> [Instructions for the task]: Edit the lines starting at "intro-paragraph-7 [434, 698, 752, 829]" and ending at "text-run: Some AED" so that "classifier design" becomes "classifier architecture" throughout, and give back only those lines with nothing else changed.

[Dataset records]
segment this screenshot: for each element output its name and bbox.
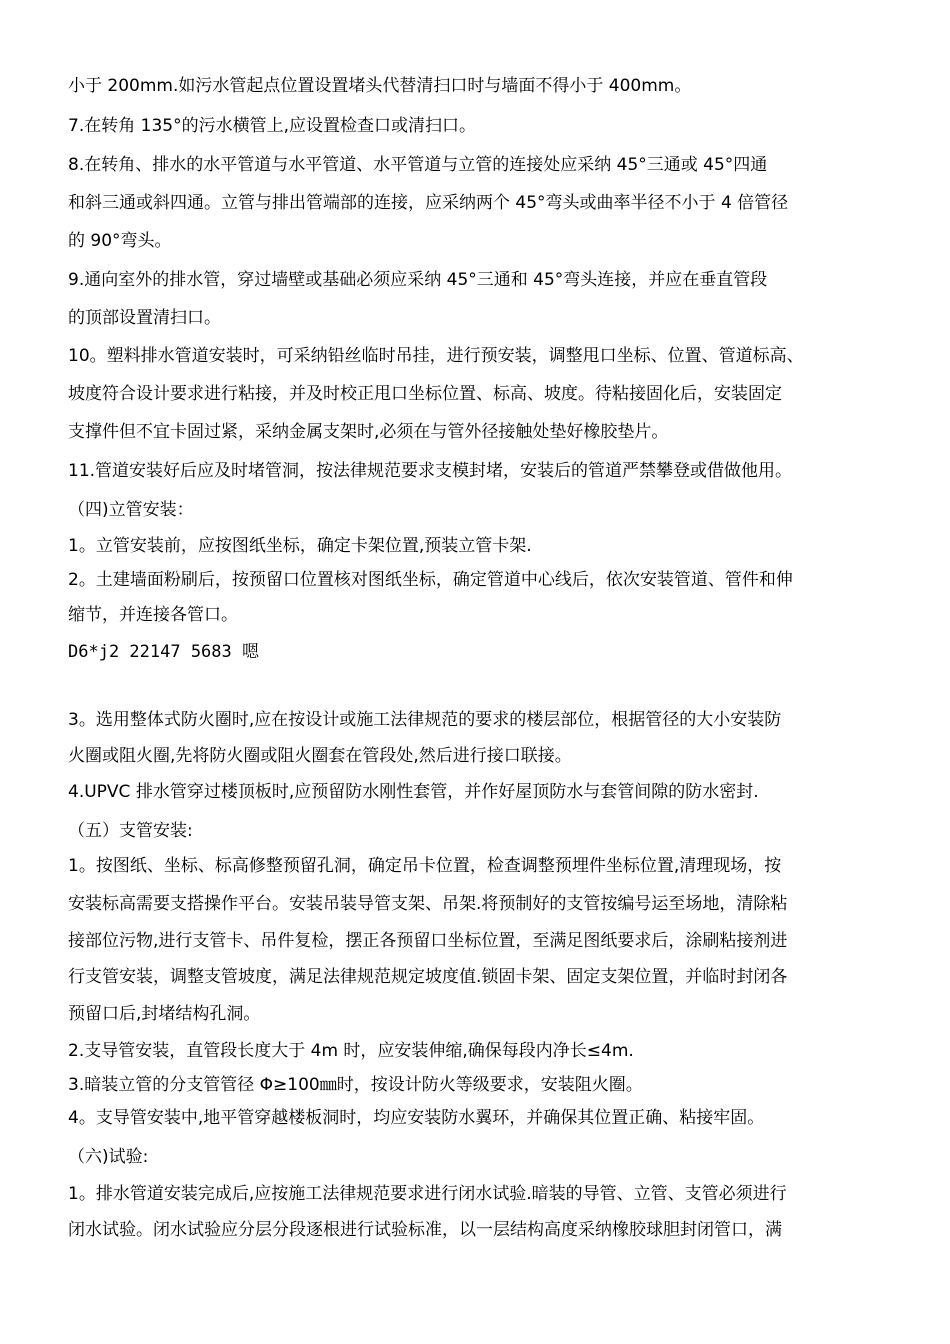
text-line: 11.管道安装好后应及时堵管洞，按法律规范要求支模封堵，安装后的管道严禁攀登或借做他用。 (68, 461, 793, 481)
text-line: 3。选用整体式防火圈时,应在按设计或施工法律规范的要求的楼层部位，根据管径的大小安装防 (68, 710, 782, 730)
section-heading: （四)立管安装： (68, 500, 194, 520)
text-line: 1。排水管道安装完成后,应按施工法律规范要求进行闭水试验.暗装的导管、立管、支管必须进行 (68, 1184, 787, 1204)
text-line: 1。立管安装前，应按图纸坐标，确定卡架位置,预装立管卡架. (68, 536, 532, 556)
text-line: 闭水试验。闭水试验应分层分段逐根进行试验标准，以一层结构高度采纳橡胶球胆封闭管口，满 (68, 1220, 782, 1240)
text-line: 8.在转角、排水的水平管道与水平管道、水平管道与立管的连接处应采纳 45°三通或 45°四通 (68, 155, 768, 175)
text-line: 10。塑料排水管道安装时，可采纳铅丝临时吊挂，进行预安装，调整甩口坐标、位置、管道标高、 (68, 346, 804, 366)
text-line: 预留口后,封堵结构孔洞。 (68, 1004, 261, 1024)
text-line: 7.在转角 135°的污水横管上,应设置检查口或清扫口。 (68, 116, 476, 136)
text-line: D6*j2 22147 5683 嗯 (68, 642, 259, 662)
text-line: 行支管安装，调整支管坡度，满足法律规范规定坡度值.锁固卡架、固定支架位置，并临时封闭各 (68, 967, 788, 987)
section-heading: （五）支管安装: (68, 821, 193, 841)
text-line: 2。土建墙面粉刷后，按预留口位置核对图纸坐标，确定管道中心线后，依次安装管道、管件和伸 (68, 570, 793, 590)
text-line: 4。支导管安装中,地平管穿越楼板洞时，均应安装防水翼环，并确保其位置正确、粘接牢固。 (68, 1108, 765, 1128)
text-line: 4.UPVC 排水管穿过楼顶板时,应预留防水刚性套管，并作好屋顶防水与套管间隙的防水密封. (68, 782, 759, 802)
text-line: 小于 200mm.如污水管起点位置设置堵头代替清扫口时与墙面不得小于 400mm。 (68, 76, 692, 96)
text-line: 安装标高需要支搭操作平台。安装吊装导管支架、吊架.将预制好的支管按编号运至场地，清除粘 (68, 894, 788, 914)
text-line: 9.通向室外的排水管，穿过墙壁或基础必须应采纳 45°三通和 45°弯头连接，并应在垂直管段 (68, 270, 768, 290)
section-heading: （六)试验: (68, 1147, 149, 1167)
text-line: 支撑件但不宜卡固过紧，采纳金属支架时,必须在与管外径接触处垫好橡胶垫片。 (68, 422, 669, 442)
text-line: 接部位污物,进行支管卡、吊件复检，摆正各预留口坐标位置，至满足图纸要求后，涂刷粘接剂进 (68, 931, 788, 951)
text-line: 缩节，并连接各管口。 (68, 605, 238, 625)
text-line: 的顶部设置清扫口。 (68, 308, 221, 328)
text-line: 和斜三通或斜四通。立管与排出管端部的连接，应采纳两个 45°弯头或曲率半径不小于 4 倍管径 (68, 193, 789, 213)
text-line: 火圈或阻火圈,先将防火圈或阻火圈套在管段处,然后进行接口联接。 (68, 746, 572, 766)
text-line: 2.支导管安装，直管段长度大于 4m 时，应安装伸缩,确保每段内净长≤4m. (68, 1041, 634, 1061)
text-line: 的 90°弯头。 (68, 231, 172, 251)
text-line: 坡度符合设计要求进行粘接，并及时校正甩口坐标位置、标高、坡度。待粘接固化后，安装固定 (68, 384, 782, 404)
text-line: 1。按图纸、坐标、标高修整预留孔洞，确定吊卡位置，检查调整预埋件坐标位置,清理现场，按 (68, 856, 782, 876)
text-line: 3.暗装立管的分支管管径 Φ≥100㎜时，按设计防火等级要求，安装阻火圈。 (68, 1075, 643, 1095)
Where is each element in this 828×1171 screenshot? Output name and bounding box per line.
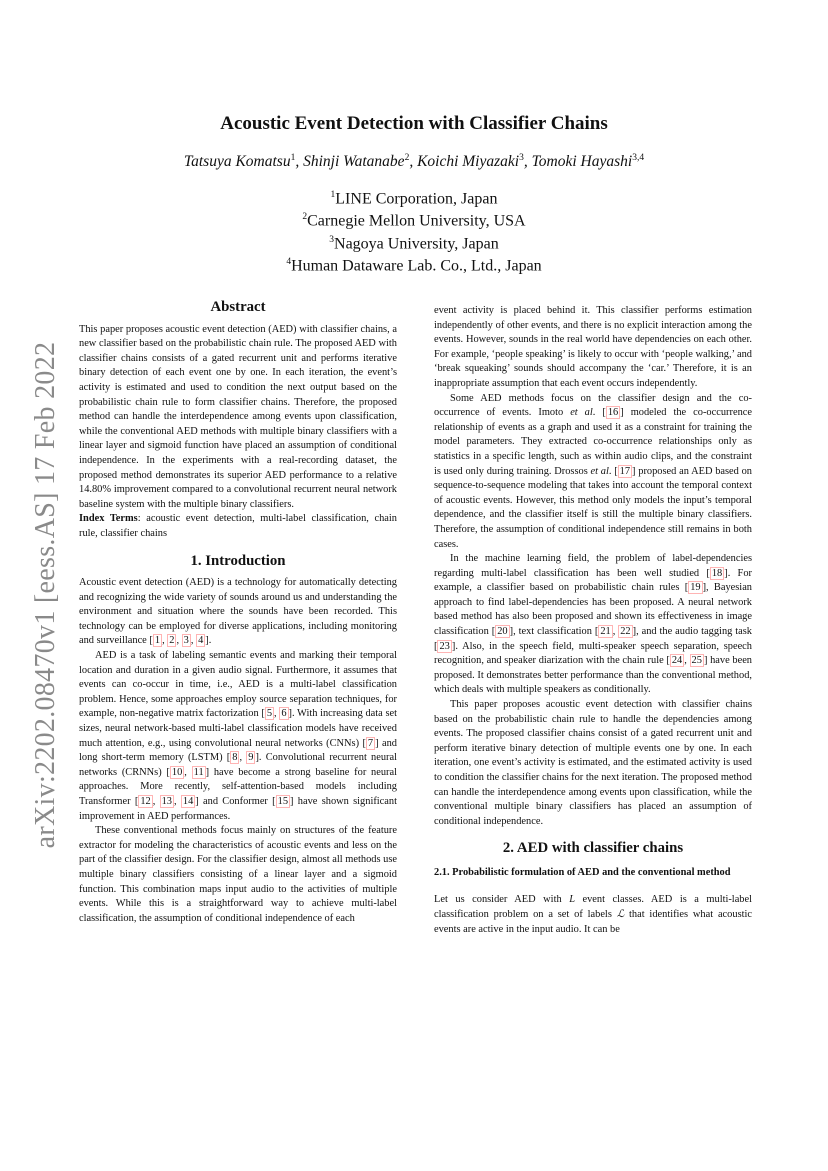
intro-paragraph-7 [434, 698, 752, 829]
text-run: These conventional methods focus mainly on structures of the feature extractor for modeling the characteristics of acoustic events and less on the part of the classifier design. For the classifier design, almost all methods use multiple binary classifiers consisting of a linear layer and a sigmoid function. This combination maps input audio to the activities of multiple events. While this is a straightforward way to achieve multi-label classification, the assumption of conditional independence of each [79, 825, 397, 924]
intro-paragraph-6 [434, 552, 752, 698]
text-run: , [162, 635, 168, 647]
text-run: , [176, 635, 182, 647]
citation-link[interactable]: 4 [198, 635, 204, 647]
right-column [434, 304, 752, 937]
affiliation: $^4$Human Dataware Lab. Co., Ltd., Japan [286, 256, 542, 275]
text-run: , [190, 635, 197, 647]
text-run: ]. Convolutional recurrent neural networks (CRNNs) [ [79, 752, 397, 778]
text-run: Some AED methods focus on the classifier design and the co-occurrence of events. Imoto [434, 392, 752, 419]
text-run: AED is a task of labeling semantic events and marking their temporal location and duration in a given audio signal. Furthermore, it assumes that events can co-occur in time, i.e., AED is a multi-label classification problem. Hence, some approaches employ source separation techniques, for example, non-negative matrix factorization [ [79, 650, 397, 720]
italic-text: et al [590, 465, 609, 477]
paper-title: Acoustic Event Detection with Classifier Chains [220, 113, 608, 134]
text-run: , [239, 752, 247, 764]
citation-link[interactable]: 1 [154, 635, 161, 647]
author: Shinji Watanabe$^2$, [303, 153, 418, 171]
citation-link[interactable]: 24 [671, 655, 683, 667]
text-run: ]. With increasing data set sizes, neural network-based multi-label classification models have received much attention, e.g., using convolutional neural networks (CNNs) [ [79, 708, 397, 749]
text-run: event activity is placed behind it. This classifier performs estimation independently of other events, and there is no explicit interaction among the events. However, sounds in the real world have dependencies on each other. For example, ‘people speaking’ is likely to occur with ‘people walking,’ and ‘break squeaking’ sounds should accompany the ‘car.’ Therefore, it is an inappropriate assumption that each event occurs independently. [434, 305, 752, 389]
citation-link[interactable]: 5 [266, 708, 273, 720]
text-run: This paper proposes acoustic event detection with classifier chains based on the probabilistic chain rule to handle the dependencies among events. The proposed classifier chains consist of a gated recurrent unit and perform iterative binary detection of multiple events one by one. In each iteration, one event’s activity is estimated, and the estimated activity is used to condition the classifier chains for the next iteration. The proposed method can handle the interdependence among events upon classification, while the conventional multiple binary classifiers has placed an assumption of conditional independence. [434, 699, 752, 827]
text-run: In the machine learning field, the problem of label-dependencies regarding multi-label classification has been well studied [ [434, 553, 752, 579]
text-run: . [ [592, 407, 606, 419]
author: Koichi Miyazaki$^3$, [417, 153, 532, 171]
intro-paragraph-5 [434, 392, 752, 553]
citation-link[interactable]: 2 [169, 635, 175, 647]
citation-link[interactable]: 7 [367, 737, 374, 749]
citation-link[interactable]: 13 [161, 796, 172, 807]
citation-link[interactable]: 21 [600, 626, 611, 638]
index-terms-label: Index Terms [79, 513, 138, 525]
introduction-heading: 1. Introduction [190, 552, 286, 569]
citation-link[interactable]: 18 [711, 567, 723, 579]
citation-link[interactable]: 6 [281, 708, 287, 720]
citation-link[interactable]: 19 [690, 582, 701, 594]
citation-link[interactable]: 25 [691, 655, 702, 667]
italic-text: ℒ [616, 909, 625, 921]
arxiv-identifier[interactable]: arXiv:2202.08470v1 [eess.AS] 17 Feb 2022 [30, 341, 61, 849]
italic-text: L [569, 894, 575, 906]
text-run: ] and Conformer [ [195, 796, 276, 807]
citation-link[interactable]: 8 [232, 752, 238, 764]
text-run: ]. Also, in the speech field, multi-speaker speech separation, speech recognition, and speaker diarization with the chain rule [ [434, 640, 752, 667]
intro-paragraph-2 [79, 649, 397, 824]
citation-link[interactable]: 14 [182, 796, 194, 807]
citation-link[interactable]: 15 [277, 796, 289, 807]
text-run: ] and long short-term memory (LSTM) [ [79, 737, 397, 764]
intro-paragraph-4 [434, 304, 752, 392]
arxiv-watermark [16, 300, 76, 890]
section-2-heading: 2. AED with classifier chains [502, 840, 684, 857]
citation-link[interactable]: 20 [497, 626, 508, 638]
index-terms-text: : acoustic event detection, multi-label classification, chain rule, classifier chains [79, 513, 397, 539]
section-2-paragraph-1 [434, 893, 752, 937]
intro-paragraph-3 [79, 824, 397, 926]
text-run: , [684, 655, 690, 667]
text-run: , [274, 708, 280, 720]
author: Tomoki Hayashi$^{3,4}$ [531, 153, 645, 171]
intro-paragraph-1 [79, 576, 397, 649]
text-run: . [ [608, 465, 618, 477]
citation-link[interactable]: 23 [439, 640, 450, 652]
text-run: ], and the audio tagging task [ [434, 626, 752, 652]
text-run: ], Bayesian approach to find label-dependencies has been proposed. A neural network based method has also been proposed and shown its effectiveness in image classification [ [434, 582, 753, 638]
affiliation-list [0, 186, 828, 275]
citation-link[interactable]: 11 [193, 766, 204, 778]
text-run: ] have been proposed. It demonstrates better performance than the conventional method, which deals with multiple speakers as conditionally. [434, 655, 752, 696]
text-run: ]. [205, 635, 212, 647]
subsection-2-1-heading: 2.1. Probabilistic formulation of AED and the conventional method [434, 866, 731, 878]
affiliation: $^2$Carnegie Mellon University, USA [302, 212, 526, 230]
text-run: that identifies what acoustic events are active in the input audio. It can be [434, 909, 752, 935]
citation-link[interactable]: 16 [607, 407, 619, 419]
citation-link[interactable]: 17 [619, 465, 631, 477]
text-run: Let us consider AED with [434, 894, 570, 906]
text-run: , [173, 796, 181, 807]
abstract-heading: Abstract [210, 299, 266, 315]
abstract-text: This paper proposes acoustic event detection (AED) with classifier chains, a new classifier based on the probabilistic chain rule. The proposed AED with classifier chains consists of a gated recurrent unit and performs iterative binary detection of each event one by one. In each iteration, the event’s activity is estimated and used to condition the next output based on the probabilistic chain rule to form classifier chains. Therefore, the proposed method can handle the interdependence among events upon classification, while the conventional AED methods with multiple binary classifiers with a linear layer and sigmoid function have placed an assumption of conditional independence. In the experiments with a real-recording dataset, the proposed method demonstrates its superior AED performance to a relative 14.80% improvement compared to a convolutional recurrent neural network baseline system with the multiple binary classifiers. [79, 323, 397, 510]
text-run: , [612, 626, 619, 638]
affiliation: $^1$LINE Corporation, Japan [330, 190, 498, 208]
citation-link[interactable]: 3 [183, 635, 189, 647]
text-run: , [184, 766, 192, 778]
text-run: ]. For example, a classifier based on probabilistic chain rules [ [434, 567, 752, 594]
text-run: ] proposed an AED based on sequence-to-sequence modeling that takes into account the temporal context of acoustic events. However, this method only models the input’s temporal dependence, and the classifier itself is still the multiple binary classifiers. Therefore, the assumption of conditional independence still remains in both cases. [434, 465, 752, 550]
author: Tatsuya Komatsu$^1$, [183, 153, 304, 171]
left-column [79, 300, 397, 926]
citation-link[interactable]: 9 [248, 752, 254, 764]
text-run: ], text classification [ [509, 626, 599, 638]
text-run: event classes. AED is a multi-label classification problem on a set of labels [434, 894, 753, 921]
author-list [0, 153, 828, 171]
text-run: ] have shown significant improvement in AED performances. [79, 796, 397, 822]
citation-link[interactable]: 10 [171, 766, 183, 778]
index-terms [79, 512, 397, 541]
text-run: , [152, 796, 160, 807]
citation-link[interactable]: 12 [140, 796, 151, 807]
text-run: ] modeled the co-occurrence relationship of events as a graph and used it as a constraint for training the model parameters. They extracted co-occurrence relationships only as statistics in a specific length, such as within audio clips, and the constraint is used only during training. Drossos [434, 407, 753, 477]
citation-link[interactable]: 22 [620, 626, 631, 638]
text-run: Acoustic event detection (AED) is a technology for automatically detecting and recognizing the wide variety of sounds around us and understanding the environment and situation where the sounds have been recorded. This technology can be employed for diverse applications, including monitoring and surveillance [ [79, 577, 397, 647]
italic-text: et al [570, 407, 593, 419]
affiliation: $^3$Nagoya University, Japan [329, 234, 499, 252]
text-run: ] have become a strong baseline for neural approaches. More recently, self-attention-based models including Transformer [ [79, 766, 397, 807]
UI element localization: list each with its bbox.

> [Final result]:
intro-paragraph-7 [434, 698, 752, 829]
text-run: These conventional methods focus mainly on structures of the feature extractor for modeling the characteristics of acoustic events and less on the part of the classifier architecture. For the classifier architecture, almost all methods use multiple binary classifiers consisting of a linear layer and a sigmoid function. This combination maps input audio to the activities of multiple events. While this is a straightforward way to achieve multi-label classification, the assumption of conditional independence of each [79, 825, 397, 924]
intro-paragraph-6 [434, 552, 752, 698]
text-run: , [162, 635, 168, 647]
text-run: , [176, 635, 182, 647]
citation-link[interactable]: 4 [198, 635, 204, 647]
right-column [434, 304, 752, 937]
affiliation: $^4$Human Dataware Lab. Co., Ltd., Japan [286, 256, 542, 275]
text-run: , [190, 635, 197, 647]
text-run: ]. Convolutional recurrent neural networks (CRNNs) [ [79, 752, 397, 778]
text-run: Some AED methods focus on the classifier architecture and the co-occurrence of events. Imoto [434, 392, 752, 419]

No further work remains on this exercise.